> What is needed: Every entry below should be printed exactly, without its images.

> Records for the exercise:
# # # # # # #

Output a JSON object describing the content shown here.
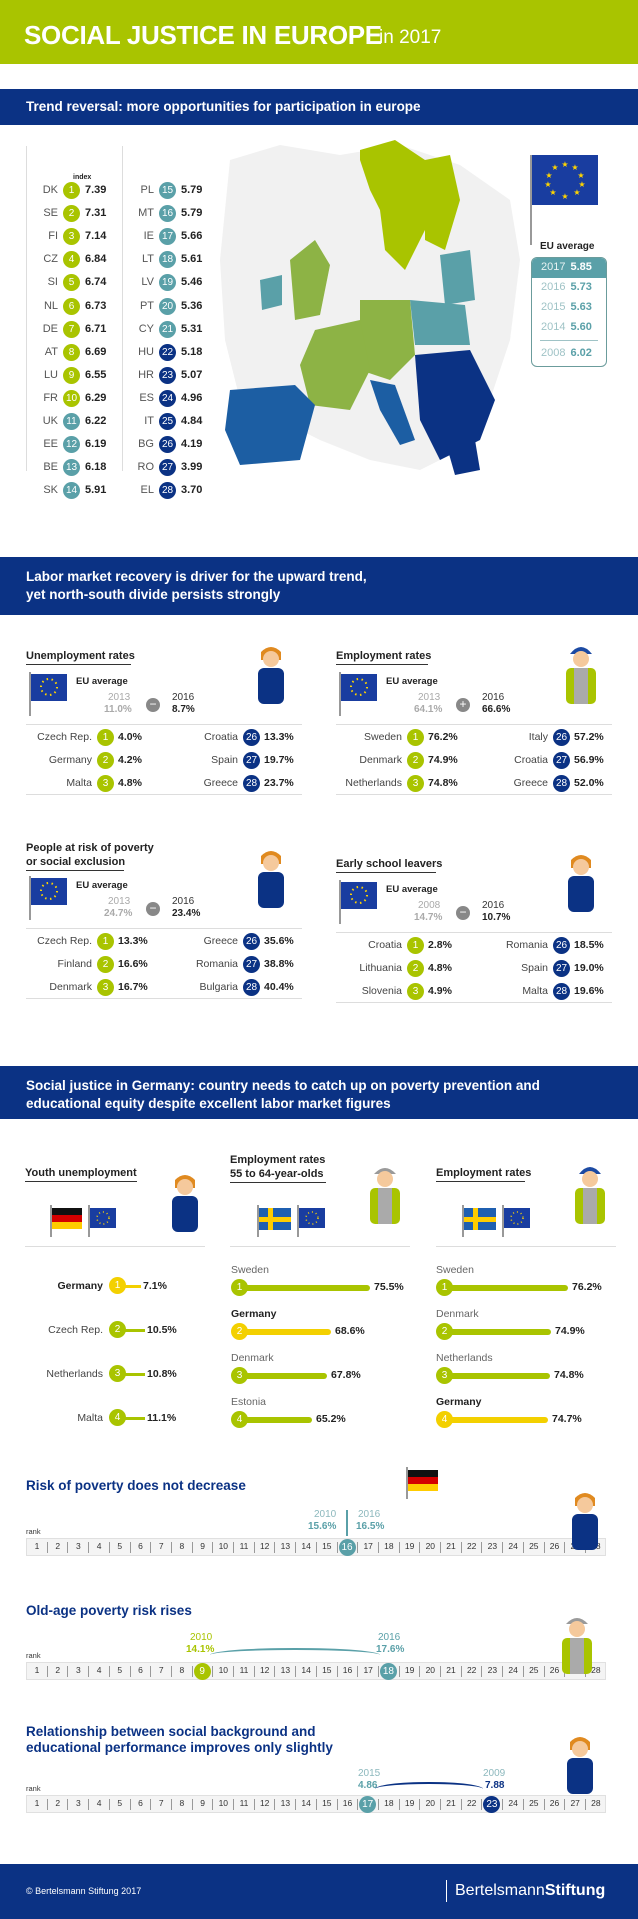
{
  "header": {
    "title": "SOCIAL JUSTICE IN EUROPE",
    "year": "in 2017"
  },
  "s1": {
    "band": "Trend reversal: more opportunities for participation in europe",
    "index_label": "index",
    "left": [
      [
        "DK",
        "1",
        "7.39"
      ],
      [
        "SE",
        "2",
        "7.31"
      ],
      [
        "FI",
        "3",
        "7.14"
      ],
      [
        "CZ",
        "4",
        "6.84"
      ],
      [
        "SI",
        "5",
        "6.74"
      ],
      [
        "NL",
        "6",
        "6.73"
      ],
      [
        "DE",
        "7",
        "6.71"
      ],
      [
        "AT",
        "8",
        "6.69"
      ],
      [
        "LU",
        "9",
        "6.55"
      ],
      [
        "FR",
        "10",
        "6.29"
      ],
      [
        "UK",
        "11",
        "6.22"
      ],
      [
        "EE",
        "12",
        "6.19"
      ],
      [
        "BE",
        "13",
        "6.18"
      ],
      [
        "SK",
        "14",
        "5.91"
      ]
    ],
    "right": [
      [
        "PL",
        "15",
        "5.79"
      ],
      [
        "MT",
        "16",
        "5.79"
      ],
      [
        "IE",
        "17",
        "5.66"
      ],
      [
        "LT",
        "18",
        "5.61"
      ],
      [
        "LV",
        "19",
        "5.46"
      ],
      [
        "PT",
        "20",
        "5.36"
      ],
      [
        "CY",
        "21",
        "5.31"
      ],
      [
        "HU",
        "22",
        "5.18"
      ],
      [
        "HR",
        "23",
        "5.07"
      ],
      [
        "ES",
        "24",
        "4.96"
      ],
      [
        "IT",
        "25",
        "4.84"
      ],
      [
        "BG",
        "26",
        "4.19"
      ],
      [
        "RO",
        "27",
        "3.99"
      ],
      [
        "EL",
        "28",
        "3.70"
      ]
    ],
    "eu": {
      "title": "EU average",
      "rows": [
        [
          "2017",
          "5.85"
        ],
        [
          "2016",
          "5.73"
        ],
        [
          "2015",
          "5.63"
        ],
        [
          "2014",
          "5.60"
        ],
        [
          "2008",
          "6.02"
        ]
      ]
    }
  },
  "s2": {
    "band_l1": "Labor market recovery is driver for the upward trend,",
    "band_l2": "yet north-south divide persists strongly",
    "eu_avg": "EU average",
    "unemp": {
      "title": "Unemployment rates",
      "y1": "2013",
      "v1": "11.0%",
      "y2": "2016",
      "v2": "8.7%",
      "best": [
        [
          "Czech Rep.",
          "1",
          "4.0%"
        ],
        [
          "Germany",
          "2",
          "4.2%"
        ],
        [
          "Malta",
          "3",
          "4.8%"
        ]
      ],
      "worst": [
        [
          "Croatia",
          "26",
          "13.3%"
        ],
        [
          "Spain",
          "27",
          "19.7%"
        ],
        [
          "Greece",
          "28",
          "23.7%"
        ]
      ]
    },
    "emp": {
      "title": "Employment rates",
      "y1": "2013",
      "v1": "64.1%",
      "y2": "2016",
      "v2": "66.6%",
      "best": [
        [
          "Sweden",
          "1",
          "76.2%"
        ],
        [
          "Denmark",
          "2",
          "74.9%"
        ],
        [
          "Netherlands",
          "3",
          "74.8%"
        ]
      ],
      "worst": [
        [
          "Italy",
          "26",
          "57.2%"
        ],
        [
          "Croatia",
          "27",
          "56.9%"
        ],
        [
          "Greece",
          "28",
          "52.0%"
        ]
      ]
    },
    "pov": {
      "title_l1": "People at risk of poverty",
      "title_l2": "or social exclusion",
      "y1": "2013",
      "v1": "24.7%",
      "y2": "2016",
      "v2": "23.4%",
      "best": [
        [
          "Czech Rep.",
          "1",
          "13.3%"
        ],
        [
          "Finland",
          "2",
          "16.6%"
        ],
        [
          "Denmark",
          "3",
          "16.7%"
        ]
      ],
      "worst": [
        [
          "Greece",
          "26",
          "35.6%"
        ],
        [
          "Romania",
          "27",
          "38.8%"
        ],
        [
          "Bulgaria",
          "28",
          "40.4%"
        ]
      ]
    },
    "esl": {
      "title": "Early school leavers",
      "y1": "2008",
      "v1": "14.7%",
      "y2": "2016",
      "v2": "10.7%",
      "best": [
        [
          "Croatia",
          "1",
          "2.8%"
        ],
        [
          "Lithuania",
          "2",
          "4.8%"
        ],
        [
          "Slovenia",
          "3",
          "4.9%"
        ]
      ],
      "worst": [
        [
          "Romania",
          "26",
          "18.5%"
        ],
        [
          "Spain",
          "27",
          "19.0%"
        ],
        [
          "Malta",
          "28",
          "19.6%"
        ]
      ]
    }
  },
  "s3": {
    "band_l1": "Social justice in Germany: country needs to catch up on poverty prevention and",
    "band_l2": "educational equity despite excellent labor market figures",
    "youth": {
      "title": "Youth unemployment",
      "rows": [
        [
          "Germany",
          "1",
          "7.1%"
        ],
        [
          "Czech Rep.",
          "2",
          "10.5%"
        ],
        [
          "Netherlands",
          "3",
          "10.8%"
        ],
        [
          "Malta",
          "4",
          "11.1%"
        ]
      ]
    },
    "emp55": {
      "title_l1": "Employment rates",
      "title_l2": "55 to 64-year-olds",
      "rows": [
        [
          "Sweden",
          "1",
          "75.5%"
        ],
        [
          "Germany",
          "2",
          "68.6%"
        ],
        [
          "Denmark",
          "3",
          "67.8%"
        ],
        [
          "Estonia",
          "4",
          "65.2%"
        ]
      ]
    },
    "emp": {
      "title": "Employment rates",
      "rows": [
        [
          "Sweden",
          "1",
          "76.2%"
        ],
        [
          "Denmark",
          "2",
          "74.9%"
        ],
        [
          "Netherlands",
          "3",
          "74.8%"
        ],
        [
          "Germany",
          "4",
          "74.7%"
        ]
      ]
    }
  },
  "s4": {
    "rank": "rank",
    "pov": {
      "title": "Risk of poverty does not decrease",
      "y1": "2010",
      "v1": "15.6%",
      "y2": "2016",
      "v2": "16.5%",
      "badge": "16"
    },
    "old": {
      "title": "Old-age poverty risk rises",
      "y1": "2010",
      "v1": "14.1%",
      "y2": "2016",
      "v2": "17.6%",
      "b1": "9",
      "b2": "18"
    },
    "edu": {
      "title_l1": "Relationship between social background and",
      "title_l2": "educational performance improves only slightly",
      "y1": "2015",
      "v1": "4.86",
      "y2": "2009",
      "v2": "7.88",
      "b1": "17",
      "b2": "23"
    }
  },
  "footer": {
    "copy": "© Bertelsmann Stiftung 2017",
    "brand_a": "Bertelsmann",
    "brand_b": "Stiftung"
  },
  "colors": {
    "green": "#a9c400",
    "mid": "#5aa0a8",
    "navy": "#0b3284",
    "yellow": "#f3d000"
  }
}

# # # # # # #

> Response to the task:
Output a JSON object describing the content shown here.
{
  "header": {
    "title": "SOCIAL JUSTICE IN EUROPE",
    "year": "in 2017"
  },
  "s1": {
    "band": "Trend reversal: more opportunities for participation in europe",
    "index_label": "index",
    "left": [
      [
        "DK",
        "1",
        "7.39"
      ],
      [
        "SE",
        "2",
        "7.31"
      ],
      [
        "FI",
        "3",
        "7.14"
      ],
      [
        "CZ",
        "4",
        "6.84"
      ],
      [
        "SI",
        "5",
        "6.74"
      ],
      [
        "NL",
        "6",
        "6.73"
      ],
      [
        "DE",
        "7",
        "6.71"
      ],
      [
        "AT",
        "8",
        "6.69"
      ],
      [
        "LU",
        "9",
        "6.55"
      ],
      [
        "FR",
        "10",
        "6.29"
      ],
      [
        "UK",
        "11",
        "6.22"
      ],
      [
        "EE",
        "12",
        "6.19"
      ],
      [
        "BE",
        "13",
        "6.18"
      ],
      [
        "SK",
        "14",
        "5.91"
      ]
    ],
    "right": [
      [
        "PL",
        "15",
        "5.79"
      ],
      [
        "MT",
        "16",
        "5.79"
      ],
      [
        "IE",
        "17",
        "5.66"
      ],
      [
        "LT",
        "18",
        "5.61"
      ],
      [
        "LV",
        "19",
        "5.46"
      ],
      [
        "PT",
        "20",
        "5.36"
      ],
      [
        "CY",
        "21",
        "5.31"
      ],
      [
        "HU",
        "22",
        "5.18"
      ],
      [
        "HR",
        "23",
        "5.07"
      ],
      [
        "ES",
        "24",
        "4.96"
      ],
      [
        "IT",
        "25",
        "4.84"
      ],
      [
        "BG",
        "26",
        "4.19"
      ],
      [
        "RO",
        "27",
        "3.99"
      ],
      [
        "EL",
        "28",
        "3.70"
      ]
    ],
    "eu": {
      "title": "EU average",
      "rows": [
        [
          "2017",
          "5.85"
        ],
        [
          "2016",
          "5.73"
        ],
        [
          "2015",
          "5.63"
        ],
        [
          "2014",
          "5.60"
        ],
        [
          "2008",
          "6.02"
        ]
      ]
    }
  },
  "s2": {
    "band_l1": "Labor market recovery is driver for the upward trend,",
    "band_l2": "yet north-south divide persists strongly",
    "eu_avg": "EU average",
    "unemp": {
      "title": "Unemployment rates",
      "y1": "2013",
      "v1": "11.0%",
      "y2": "2016",
      "v2": "8.7%",
      "best": [
        [
          "Czech Rep.",
          "1",
          "4.0%"
        ],
        [
          "Germany",
          "2",
          "4.2%"
        ],
        [
          "Malta",
          "3",
          "4.8%"
        ]
      ],
      "worst": [
        [
          "Croatia",
          "26",
          "13.3%"
        ],
        [
          "Spain",
          "27",
          "19.7%"
        ],
        [
          "Greece",
          "28",
          "23.7%"
        ]
      ]
    },
    "emp": {
      "title": "Employment rates",
      "y1": "2013",
      "v1": "64.1%",
      "y2": "2016",
      "v2": "66.6%",
      "best": [
        [
          "Sweden",
          "1",
          "76.2%"
        ],
        [
          "Denmark",
          "2",
          "74.9%"
        ],
        [
          "Netherlands",
          "3",
          "74.8%"
        ]
      ],
      "worst": [
        [
          "Italy",
          "26",
          "57.2%"
        ],
        [
          "Croatia",
          "27",
          "56.9%"
        ],
        [
          "Greece",
          "28",
          "52.0%"
        ]
      ]
    },
    "pov": {
      "title_l1": "People at risk of poverty",
      "title_l2": "or social exclusion",
      "y1": "2013",
      "v1": "24.7%",
      "y2": "2016",
      "v2": "23.4%",
      "best": [
        [
          "Czech Rep.",
          "1",
          "13.3%"
        ],
        [
          "Finland",
          "2",
          "16.6%"
        ],
        [
          "Denmark",
          "3",
          "16.7%"
        ]
      ],
      "worst": [
        [
          "Greece",
          "26",
          "35.6%"
        ],
        [
          "Romania",
          "27",
          "38.8%"
        ],
        [
          "Bulgaria",
          "28",
          "40.4%"
        ]
      ]
    },
    "esl": {
      "title": "Early school leavers",
      "y1": "2008",
      "v1": "14.7%",
      "y2": "2016",
      "v2": "10.7%",
      "best": [
        [
          "Croatia",
          "1",
          "2.8%"
        ],
        [
          "Lithuania",
          "2",
          "4.8%"
        ],
        [
          "Slovenia",
          "3",
          "4.9%"
        ]
      ],
      "worst": [
        [
          "Romania",
          "26",
          "18.5%"
        ],
        [
          "Spain",
          "27",
          "19.0%"
        ],
        [
          "Malta",
          "28",
          "19.6%"
        ]
      ]
    }
  },
  "s3": {
    "band_l1": "Social justice in Germany: country needs to catch up on poverty prevention and",
    "band_l2": "educational equity despite excellent labor market figures",
    "youth": {
      "title": "Youth unemployment",
      "rows": [
        [
          "Germany",
          "1",
          "7.1%"
        ],
        [
          "Czech Rep.",
          "2",
          "10.5%"
        ],
        [
          "Netherlands",
          "3",
          "10.8%"
        ],
        [
          "Malta",
          "4",
          "11.1%"
        ]
      ]
    },
    "emp55": {
      "title_l1": "Employment rates",
      "title_l2": "55 to 64-year-olds",
      "rows": [
        [
          "Sweden",
          "1",
          "75.5%"
        ],
        [
          "Germany",
          "2",
          "68.6%"
        ],
        [
          "Denmark",
          "3",
          "67.8%"
        ],
        [
          "Estonia",
          "4",
          "65.2%"
        ]
      ]
    },
    "emp": {
      "title": "Employment rates",
      "rows": [
        [
          "Sweden",
          "1",
          "76.2%"
        ],
        [
          "Denmark",
          "2",
          "74.9%"
        ],
        [
          "Netherlands",
          "3",
          "74.8%"
        ],
        [
          "Germany",
          "4",
          "74.7%"
        ]
      ]
    }
  },
  "s4": {
    "rank": "rank",
    "pov": {
      "title": "Risk of poverty does not decrease",
      "y1": "2010",
      "v1": "15.6%",
      "y2": "2016",
      "v2": "16.5%",
      "badge": "16"
    },
    "old": {
      "title": "Old-age poverty risk rises",
      "y1": "2010",
      "v1": "14.1%",
      "y2": "2016",
      "v2": "17.6%",
      "b1": "9",
      "b2": "18"
    },
    "edu": {
      "title_l1": "Relationship between social background and",
      "title_l2": "educational performance improves only slightly",
      "y1": "2015",
      "v1": "4.86",
      "y2": "2009",
      "v2": "7.88",
      "b1": "17",
      "b2": "23"
    }
  },
  "footer": {
    "copy": "© Bertelsmann Stiftung 2017",
    "brand_a": "Bertelsmann",
    "brand_b": "Stiftung"
  },
  "colors": {
    "green": "#a9c400",
    "mid": "#5aa0a8",
    "navy": "#0b3284",
    "yellow": "#f3d000"
  }
}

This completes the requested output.